Start

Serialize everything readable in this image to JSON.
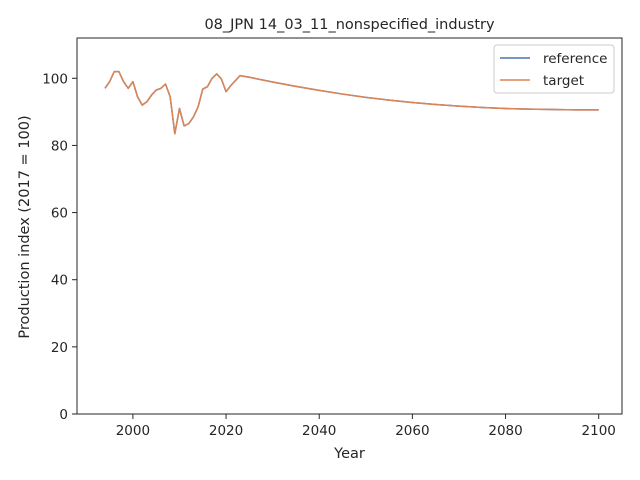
{
  "chart_data": {
    "type": "line",
    "title": "08_JPN 14_03_11_nonspecified_industry",
    "xlabel": "Year",
    "ylabel": "Production index (2017 = 100)",
    "xlim": [
      1988,
      2105
    ],
    "ylim": [
      0,
      112
    ],
    "xticks": [
      2000,
      2020,
      2040,
      2060,
      2080,
      2100
    ],
    "yticks": [
      0,
      20,
      40,
      60,
      80,
      100
    ],
    "grid": false,
    "legend_position": "top-right",
    "x": [
      1994,
      1995,
      1996,
      1997,
      1998,
      1999,
      2000,
      2001,
      2002,
      2003,
      2004,
      2005,
      2006,
      2007,
      2008,
      2009,
      2010,
      2011,
      2012,
      2013,
      2014,
      2015,
      2016,
      2017,
      2018,
      2019,
      2020,
      2021,
      2022,
      2023,
      2025,
      2030,
      2035,
      2040,
      2045,
      2050,
      2055,
      2060,
      2065,
      2070,
      2075,
      2080,
      2085,
      2090,
      2095,
      2100
    ],
    "series": [
      {
        "name": "reference",
        "color": "#4c72b0",
        "values": [
          97.0,
          99.0,
          102.0,
          102.0,
          99.0,
          97.0,
          99.0,
          94.5,
          92.0,
          93.0,
          95.0,
          96.5,
          97.0,
          98.3,
          94.5,
          83.5,
          91.0,
          85.8,
          86.5,
          88.5,
          91.5,
          96.8,
          97.5,
          100.0,
          101.3,
          99.8,
          96.0,
          97.8,
          99.3,
          100.8,
          100.3,
          98.9,
          97.6,
          96.4,
          95.3,
          94.3,
          93.5,
          92.8,
          92.2,
          91.7,
          91.3,
          91.0,
          90.8,
          90.7,
          90.6,
          90.6
        ]
      },
      {
        "name": "target",
        "color": "#dd8452",
        "values": [
          97.0,
          99.0,
          102.0,
          102.0,
          99.0,
          97.0,
          99.0,
          94.5,
          92.0,
          93.0,
          95.0,
          96.5,
          97.0,
          98.3,
          94.5,
          83.5,
          91.0,
          85.8,
          86.5,
          88.5,
          91.5,
          96.8,
          97.5,
          100.0,
          101.3,
          99.8,
          96.0,
          97.8,
          99.3,
          100.8,
          100.3,
          98.9,
          97.6,
          96.4,
          95.3,
          94.3,
          93.5,
          92.8,
          92.2,
          91.7,
          91.3,
          91.0,
          90.8,
          90.7,
          90.6,
          90.6
        ]
      }
    ]
  }
}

End

§ Exercise task
Repeat the records word for word. Any picture in them should be left out.

§ Output for this exercise
Serialize everything readable in this image to JSON.
{
  "chart_data": {
    "type": "line",
    "title": "08_JPN 14_03_11_nonspecified_industry",
    "xlabel": "Year",
    "ylabel": "Production index (2017 = 100)",
    "xlim": [
      1988,
      2105
    ],
    "ylim": [
      0,
      112
    ],
    "xticks": [
      2000,
      2020,
      2040,
      2060,
      2080,
      2100
    ],
    "yticks": [
      0,
      20,
      40,
      60,
      80,
      100
    ],
    "grid": false,
    "legend_position": "top-right",
    "x": [
      1994,
      1995,
      1996,
      1997,
      1998,
      1999,
      2000,
      2001,
      2002,
      2003,
      2004,
      2005,
      2006,
      2007,
      2008,
      2009,
      2010,
      2011,
      2012,
      2013,
      2014,
      2015,
      2016,
      2017,
      2018,
      2019,
      2020,
      2021,
      2022,
      2023,
      2025,
      2030,
      2035,
      2040,
      2045,
      2050,
      2055,
      2060,
      2065,
      2070,
      2075,
      2080,
      2085,
      2090,
      2095,
      2100
    ],
    "series": [
      {
        "name": "reference",
        "color": "#4c72b0",
        "values": [
          97.0,
          99.0,
          102.0,
          102.0,
          99.0,
          97.0,
          99.0,
          94.5,
          92.0,
          93.0,
          95.0,
          96.5,
          97.0,
          98.3,
          94.5,
          83.5,
          91.0,
          85.8,
          86.5,
          88.5,
          91.5,
          96.8,
          97.5,
          100.0,
          101.3,
          99.8,
          96.0,
          97.8,
          99.3,
          100.8,
          100.3,
          98.9,
          97.6,
          96.4,
          95.3,
          94.3,
          93.5,
          92.8,
          92.2,
          91.7,
          91.3,
          91.0,
          90.8,
          90.7,
          90.6,
          90.6
        ]
      },
      {
        "name": "target",
        "color": "#dd8452",
        "values": [
          97.0,
          99.0,
          102.0,
          102.0,
          99.0,
          97.0,
          99.0,
          94.5,
          92.0,
          93.0,
          95.0,
          96.5,
          97.0,
          98.3,
          94.5,
          83.5,
          91.0,
          85.8,
          86.5,
          88.5,
          91.5,
          96.8,
          97.5,
          100.0,
          101.3,
          99.8,
          96.0,
          97.8,
          99.3,
          100.8,
          100.3,
          98.9,
          97.6,
          96.4,
          95.3,
          94.3,
          93.5,
          92.8,
          92.2,
          91.7,
          91.3,
          91.0,
          90.8,
          90.7,
          90.6,
          90.6
        ]
      }
    ]
  }
}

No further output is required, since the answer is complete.